-- EXERCISE DIRECTIONS --
Return the material below in full and exactly.

-- ENTRIES PROVIDED --
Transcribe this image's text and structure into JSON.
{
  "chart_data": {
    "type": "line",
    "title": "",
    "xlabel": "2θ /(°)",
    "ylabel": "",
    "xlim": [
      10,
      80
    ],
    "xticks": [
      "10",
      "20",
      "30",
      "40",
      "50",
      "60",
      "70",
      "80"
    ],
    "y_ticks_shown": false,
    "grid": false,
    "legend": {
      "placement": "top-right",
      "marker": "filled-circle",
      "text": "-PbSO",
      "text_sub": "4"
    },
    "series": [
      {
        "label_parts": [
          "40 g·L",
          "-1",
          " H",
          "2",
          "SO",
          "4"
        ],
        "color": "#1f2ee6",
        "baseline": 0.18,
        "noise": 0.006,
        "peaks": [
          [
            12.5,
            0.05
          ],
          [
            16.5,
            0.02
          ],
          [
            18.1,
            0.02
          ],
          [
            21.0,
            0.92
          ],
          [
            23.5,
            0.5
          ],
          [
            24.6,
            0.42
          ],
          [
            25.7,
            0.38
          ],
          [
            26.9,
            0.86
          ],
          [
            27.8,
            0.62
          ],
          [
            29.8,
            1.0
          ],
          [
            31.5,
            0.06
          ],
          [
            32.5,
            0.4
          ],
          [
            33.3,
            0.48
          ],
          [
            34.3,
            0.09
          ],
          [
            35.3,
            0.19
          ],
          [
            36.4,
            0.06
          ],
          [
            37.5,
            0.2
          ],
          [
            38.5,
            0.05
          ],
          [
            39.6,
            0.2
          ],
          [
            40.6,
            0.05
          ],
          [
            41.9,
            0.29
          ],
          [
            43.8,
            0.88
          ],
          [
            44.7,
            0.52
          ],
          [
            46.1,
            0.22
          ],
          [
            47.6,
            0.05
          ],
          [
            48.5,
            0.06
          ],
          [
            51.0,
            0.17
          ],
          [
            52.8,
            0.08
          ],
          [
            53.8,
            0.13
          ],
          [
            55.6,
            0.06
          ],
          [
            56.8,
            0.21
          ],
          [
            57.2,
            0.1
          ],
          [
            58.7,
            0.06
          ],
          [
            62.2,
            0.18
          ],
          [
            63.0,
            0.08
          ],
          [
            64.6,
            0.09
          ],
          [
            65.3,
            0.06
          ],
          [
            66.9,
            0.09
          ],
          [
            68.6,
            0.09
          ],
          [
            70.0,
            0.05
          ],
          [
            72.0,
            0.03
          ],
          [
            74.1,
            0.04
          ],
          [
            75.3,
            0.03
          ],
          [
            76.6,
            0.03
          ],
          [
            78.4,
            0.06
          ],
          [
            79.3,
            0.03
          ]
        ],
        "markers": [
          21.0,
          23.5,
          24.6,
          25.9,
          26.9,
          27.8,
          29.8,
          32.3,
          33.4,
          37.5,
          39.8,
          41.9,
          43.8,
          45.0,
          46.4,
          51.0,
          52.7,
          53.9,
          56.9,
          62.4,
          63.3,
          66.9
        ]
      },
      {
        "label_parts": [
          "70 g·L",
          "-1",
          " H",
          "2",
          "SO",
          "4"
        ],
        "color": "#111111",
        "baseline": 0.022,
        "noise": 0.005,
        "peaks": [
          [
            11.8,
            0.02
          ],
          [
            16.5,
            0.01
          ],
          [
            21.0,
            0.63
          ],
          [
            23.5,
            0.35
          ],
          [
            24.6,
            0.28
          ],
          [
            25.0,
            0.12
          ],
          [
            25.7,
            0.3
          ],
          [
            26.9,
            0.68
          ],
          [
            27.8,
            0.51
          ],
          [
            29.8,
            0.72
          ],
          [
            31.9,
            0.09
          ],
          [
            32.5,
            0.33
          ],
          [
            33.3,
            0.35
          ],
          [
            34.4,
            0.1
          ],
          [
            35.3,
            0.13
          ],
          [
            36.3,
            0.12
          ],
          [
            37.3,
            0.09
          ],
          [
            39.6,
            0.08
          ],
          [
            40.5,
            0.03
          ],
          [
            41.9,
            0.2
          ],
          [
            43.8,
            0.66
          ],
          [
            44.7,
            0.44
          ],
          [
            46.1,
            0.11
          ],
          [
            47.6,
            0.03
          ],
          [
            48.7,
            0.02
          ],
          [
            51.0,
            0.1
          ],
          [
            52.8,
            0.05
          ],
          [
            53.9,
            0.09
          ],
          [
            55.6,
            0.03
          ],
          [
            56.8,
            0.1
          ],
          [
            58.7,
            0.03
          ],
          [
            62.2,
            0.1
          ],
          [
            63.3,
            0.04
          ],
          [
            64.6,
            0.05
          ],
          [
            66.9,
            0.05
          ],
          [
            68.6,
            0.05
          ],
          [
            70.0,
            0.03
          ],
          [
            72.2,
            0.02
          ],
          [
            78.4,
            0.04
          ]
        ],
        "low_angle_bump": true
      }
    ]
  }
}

-- RESPONSE --
Transcribe this image's text and structure into JSON.
{
  "chart_data": {
    "type": "line",
    "title": "",
    "xlabel": "2θ /(°)",
    "ylabel": "",
    "xlim": [
      10,
      80
    ],
    "xticks": [
      "10",
      "20",
      "30",
      "40",
      "50",
      "60",
      "70",
      "80"
    ],
    "y_ticks_shown": false,
    "grid": false,
    "legend": {
      "placement": "top-right",
      "marker": "filled-circle",
      "text": "-PbSO",
      "text_sub": "4"
    },
    "series": [
      {
        "label_parts": [
          "40 g·L",
          "-1",
          " H",
          "2",
          "SO",
          "4"
        ],
        "color": "#1f2ee6",
        "baseline": 0.18,
        "noise": 0.006,
        "peaks": [
          [
            12.5,
            0.05
          ],
          [
            16.5,
            0.02
          ],
          [
            18.1,
            0.02
          ],
          [
            21.0,
            0.92
          ],
          [
            23.5,
            0.5
          ],
          [
            24.6,
            0.42
          ],
          [
            25.7,
            0.38
          ],
          [
            26.9,
            0.86
          ],
          [
            27.8,
            0.62
          ],
          [
            29.8,
            1.0
          ],
          [
            31.5,
            0.06
          ],
          [
            32.5,
            0.4
          ],
          [
            33.3,
            0.48
          ],
          [
            34.3,
            0.09
          ],
          [
            35.3,
            0.19
          ],
          [
            36.4,
            0.06
          ],
          [
            37.5,
            0.2
          ],
          [
            38.5,
            0.05
          ],
          [
            39.6,
            0.2
          ],
          [
            40.6,
            0.05
          ],
          [
            41.9,
            0.29
          ],
          [
            43.8,
            0.88
          ],
          [
            44.7,
            0.52
          ],
          [
            46.1,
            0.22
          ],
          [
            47.6,
            0.05
          ],
          [
            48.5,
            0.06
          ],
          [
            51.0,
            0.17
          ],
          [
            52.8,
            0.08
          ],
          [
            53.8,
            0.13
          ],
          [
            55.6,
            0.06
          ],
          [
            56.8,
            0.21
          ],
          [
            57.2,
            0.1
          ],
          [
            58.7,
            0.06
          ],
          [
            62.2,
            0.18
          ],
          [
            63.0,
            0.08
          ],
          [
            64.6,
            0.09
          ],
          [
            65.3,
            0.06
          ],
          [
            66.9,
            0.09
          ],
          [
            68.6,
            0.09
          ],
          [
            70.0,
            0.05
          ],
          [
            72.0,
            0.03
          ],
          [
            74.1,
            0.04
          ],
          [
            75.3,
            0.03
          ],
          [
            76.6,
            0.03
          ],
          [
            78.4,
            0.06
          ],
          [
            79.3,
            0.03
          ]
        ],
        "markers": [
          21.0,
          23.5,
          24.6,
          25.9,
          26.9,
          27.8,
          29.8,
          32.3,
          33.4,
          37.5,
          39.8,
          41.9,
          43.8,
          45.0,
          46.4,
          51.0,
          52.7,
          53.9,
          56.9,
          62.4,
          63.3,
          66.9
        ]
      },
      {
        "label_parts": [
          "70 g·L",
          "-1",
          " H",
          "2",
          "SO",
          "4"
        ],
        "color": "#111111",
        "baseline": 0.022,
        "noise": 0.005,
        "peaks": [
          [
            11.8,
            0.02
          ],
          [
            16.5,
            0.01
          ],
          [
            21.0,
            0.63
          ],
          [
            23.5,
            0.35
          ],
          [
            24.6,
            0.28
          ],
          [
            25.0,
            0.12
          ],
          [
            25.7,
            0.3
          ],
          [
            26.9,
            0.68
          ],
          [
            27.8,
            0.51
          ],
          [
            29.8,
            0.72
          ],
          [
            31.9,
            0.09
          ],
          [
            32.5,
            0.33
          ],
          [
            33.3,
            0.35
          ],
          [
            34.4,
            0.1
          ],
          [
            35.3,
            0.13
          ],
          [
            36.3,
            0.12
          ],
          [
            37.3,
            0.09
          ],
          [
            39.6,
            0.08
          ],
          [
            40.5,
            0.03
          ],
          [
            41.9,
            0.2
          ],
          [
            43.8,
            0.66
          ],
          [
            44.7,
            0.44
          ],
          [
            46.1,
            0.11
          ],
          [
            47.6,
            0.03
          ],
          [
            48.7,
            0.02
          ],
          [
            51.0,
            0.1
          ],
          [
            52.8,
            0.05
          ],
          [
            53.9,
            0.09
          ],
          [
            55.6,
            0.03
          ],
          [
            56.8,
            0.1
          ],
          [
            58.7,
            0.03
          ],
          [
            62.2,
            0.1
          ],
          [
            63.3,
            0.04
          ],
          [
            64.6,
            0.05
          ],
          [
            66.9,
            0.05
          ],
          [
            68.6,
            0.05
          ],
          [
            70.0,
            0.03
          ],
          [
            72.2,
            0.02
          ],
          [
            78.4,
            0.04
          ]
        ],
        "low_angle_bump": true
      }
    ]
  }
}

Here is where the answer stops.